*EXTRACT PROVIDED*.
----

The size and scope of the federal government and the money being paid to its workers is emerging as an issue on the presidential campaign trail.
Republican candidates generally agree that the federal workforce is overpaid when compared to private sector employees. Much of those criticisms originate with GOP lawmakers who raised the issue during the 2010 midterm elections.
Last week we highlighted Mitt Romney’s ideas on fiscal policy, a series of proposals focused primarily on entitlement reform and balancing the federal budget. But he earned cheers at Friday’s Americans for Prosperity conference when he singled out the federal workforce as a target of his proposed spending cuts.
“Since President Obama took office, the number of federal workers that make over $150,000 a year has more than doubled,” Romney said. “I insist that we limit the salaries and benefits of public workers to those which exist in the private sector. Public servants shouldn’t get a better deal than the taxpayers they work for. And by linking government pay with private-sector pay, we will save as much as $47 billion a year.”
So from where are Romney and other GOP candidates drawing their ideas on this issue? Much of it stems from a 2010 Heritage Foundation study by James Sherk, a fiscal policy analyst who argues that the total compensation of federal employees — salary, plus health and retirement benefits — is between 30 and 40 percent higher than identical positions in the private sector.
What’s key in Sherk’s nuanced analysis is that he confronts several factors often cited by federal labor unions and supportive Democratic lawmakers when defending the pay and benefits of federal workers. For instance, the report notes that the federal workforce is older, thus more experienced, and, on average, better educated than the broader private sector. In many cases, the higher level of education is necessary in order to hold certain government positions, including scientists, doctors, lawyers and astronauts, to name a few, he says.

----

(Extracted data entries)

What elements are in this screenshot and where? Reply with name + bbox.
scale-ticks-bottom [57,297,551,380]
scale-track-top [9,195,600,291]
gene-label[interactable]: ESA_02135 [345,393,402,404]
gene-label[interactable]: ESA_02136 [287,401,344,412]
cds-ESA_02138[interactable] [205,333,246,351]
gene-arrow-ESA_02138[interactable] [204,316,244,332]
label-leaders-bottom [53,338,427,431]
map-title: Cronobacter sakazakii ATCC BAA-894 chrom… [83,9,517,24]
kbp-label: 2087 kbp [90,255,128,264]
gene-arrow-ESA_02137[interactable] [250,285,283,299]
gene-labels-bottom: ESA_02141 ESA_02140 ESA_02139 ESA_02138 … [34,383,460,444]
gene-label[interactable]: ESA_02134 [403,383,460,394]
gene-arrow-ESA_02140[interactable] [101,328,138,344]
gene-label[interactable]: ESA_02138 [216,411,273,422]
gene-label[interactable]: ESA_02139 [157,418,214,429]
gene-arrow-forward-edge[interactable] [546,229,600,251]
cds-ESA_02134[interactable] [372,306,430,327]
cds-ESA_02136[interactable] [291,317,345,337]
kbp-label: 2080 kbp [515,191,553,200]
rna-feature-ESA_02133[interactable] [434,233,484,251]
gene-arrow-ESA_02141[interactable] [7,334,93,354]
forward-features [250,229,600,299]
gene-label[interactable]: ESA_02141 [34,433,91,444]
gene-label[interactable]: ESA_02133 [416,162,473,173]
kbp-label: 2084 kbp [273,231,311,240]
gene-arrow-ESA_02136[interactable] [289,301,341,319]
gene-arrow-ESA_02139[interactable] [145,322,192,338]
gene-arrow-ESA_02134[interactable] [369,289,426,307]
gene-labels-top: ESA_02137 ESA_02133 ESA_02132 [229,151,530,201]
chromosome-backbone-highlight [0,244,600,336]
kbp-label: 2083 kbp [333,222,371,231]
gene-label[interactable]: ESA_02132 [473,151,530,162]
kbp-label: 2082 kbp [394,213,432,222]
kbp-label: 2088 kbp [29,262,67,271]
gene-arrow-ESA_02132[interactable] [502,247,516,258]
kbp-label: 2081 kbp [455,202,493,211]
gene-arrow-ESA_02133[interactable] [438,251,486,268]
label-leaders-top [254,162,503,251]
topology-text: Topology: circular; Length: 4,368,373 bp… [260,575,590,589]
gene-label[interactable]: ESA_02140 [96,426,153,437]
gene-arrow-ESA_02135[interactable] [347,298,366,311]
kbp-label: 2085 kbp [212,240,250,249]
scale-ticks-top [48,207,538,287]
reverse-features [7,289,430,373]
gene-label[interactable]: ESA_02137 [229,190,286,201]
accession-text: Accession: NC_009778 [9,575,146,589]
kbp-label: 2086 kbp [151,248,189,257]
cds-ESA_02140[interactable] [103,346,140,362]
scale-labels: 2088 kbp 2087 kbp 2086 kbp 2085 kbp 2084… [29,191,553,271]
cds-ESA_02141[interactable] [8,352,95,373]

----

*REQUEST 1*. Rewrite the records from the first line through the line containing "rna-feature-ESA_02133[interactable] [434,233,484,251]", inclusive, substituting "position-label" for "kbp-label" and leaving everything else unchanged.
*REQUEST 2*. Carry on the article about federal worker pay, picking up after its last sentence.

*WRITTEN RESPONSE 1*.
What elements are in this screenshot and where? Reply with name + bbox.
scale-ticks-bottom [57,297,551,380]
scale-track-top [9,195,600,291]
gene-label[interactable]: ESA_02135 [345,393,402,404]
gene-label[interactable]: ESA_02136 [287,401,344,412]
cds-ESA_02138[interactable] [205,333,246,351]
gene-arrow-ESA_02138[interactable] [204,316,244,332]
label-leaders-bottom [53,338,427,431]
map-title: Cronobacter sakazakii ATCC BAA-894 chrom… [83,9,517,24]
position-label: 2087 kbp [90,255,128,264]
gene-arrow-ESA_02137[interactable] [250,285,283,299]
gene-labels-bottom: ESA_02141 ESA_02140 ESA_02139 ESA_02138 … [34,383,460,444]
gene-label[interactable]: ESA_02134 [403,383,460,394]
gene-arrow-ESA_02140[interactable] [101,328,138,344]
gene-label[interactable]: ESA_02138 [216,411,273,422]
gene-label[interactable]: ESA_02139 [157,418,214,429]
gene-arrow-forward-edge[interactable] [546,229,600,251]
cds-ESA_02134[interactable] [372,306,430,327]
cds-ESA_02136[interactable] [291,317,345,337]
position-label: 2080 kbp [515,191,553,200]
rna-feature-ESA_02133[interactable] [434,233,484,251]

*WRITTEN RESPONSE 2*.
But a higher-experienced federal workforce shouldn’t justify the beter pay, Sherk writes. Much of that higher pay comes from the government’s generous benefits systems — which includes paid vacations and leave, a good health-care and retirement package, and, at some agencies, reimbursement for student loans.
Instead of enacting across-the-board pay cuts to pare down federal spending, Sherk proposes reestablishing a pay-for-performance system across the government.
Across the board pay cuts “would unfairly penalize the federal workers who earn market wages,” Sherk writes. But a new performance-based system and market-based pay scales based on labor demand, coupled with cuts to federal benefits “would not solve the country’s fiscal problems, but would be a solid — and fair — step toward a more responsible fiscal policy. The federal government should not overtax the general public to provide significantly above-average pay and benefits to those who work in the civil service.”
Romney used a similar line in his speech Friday: “The American people are increasingly working to support the government. It ought to be the other way around.”
Read Sherk’s report for yourself, and, as always, we eagerly welcome your thoughtful comments in the space below.
But keep in mind a few factors as Republicans continue discussing this issue on the campaign trail and on Capitol Hill.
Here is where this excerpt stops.